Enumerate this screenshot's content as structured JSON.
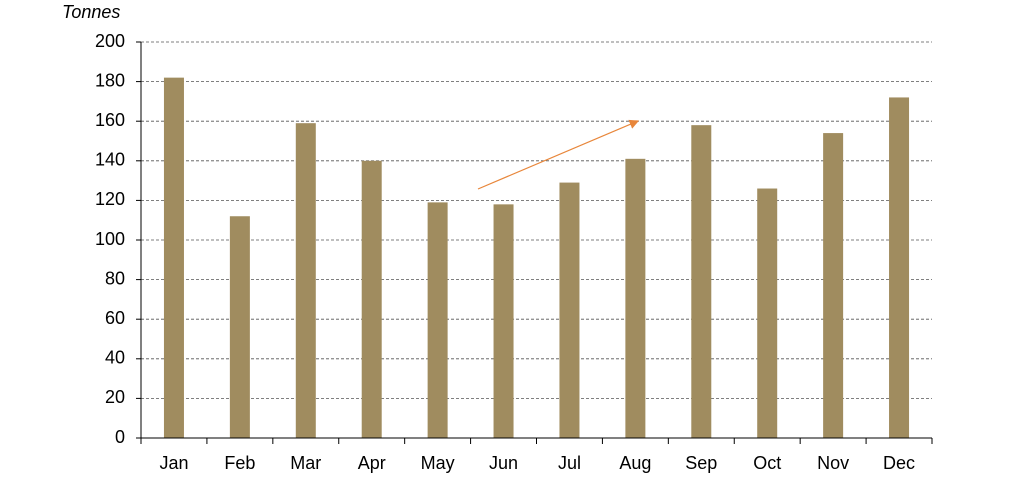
{
  "chart_data": {
    "type": "bar",
    "y_label": "Tonnes",
    "categories": [
      "Jan",
      "Feb",
      "Mar",
      "Apr",
      "May",
      "Jun",
      "Jul",
      "Aug",
      "Sep",
      "Oct",
      "Nov",
      "Dec"
    ],
    "values": [
      182,
      112,
      159,
      140,
      119,
      118,
      129,
      141,
      158,
      126,
      154,
      172
    ],
    "color": "#a08c5f",
    "ylim": [
      0,
      200
    ],
    "yticks": [
      0,
      20,
      40,
      60,
      80,
      100,
      120,
      140,
      160,
      180,
      200
    ],
    "grid": true
  }
}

## Problem statement:
Retype each line of the listing above word for word. Exclude the pictures.

## Full answer:
Enumerate this screenshot's content as structured JSON.
{
  "chart_data": {
    "type": "bar",
    "y_label": "Tonnes",
    "categories": [
      "Jan",
      "Feb",
      "Mar",
      "Apr",
      "May",
      "Jun",
      "Jul",
      "Aug",
      "Sep",
      "Oct",
      "Nov",
      "Dec"
    ],
    "values": [
      182,
      112,
      159,
      140,
      119,
      118,
      129,
      141,
      158,
      126,
      154,
      172
    ],
    "color": "#a08c5f",
    "ylim": [
      0,
      200
    ],
    "yticks": [
      0,
      20,
      40,
      60,
      80,
      100,
      120,
      140,
      160,
      180,
      200
    ],
    "grid": true
  }
}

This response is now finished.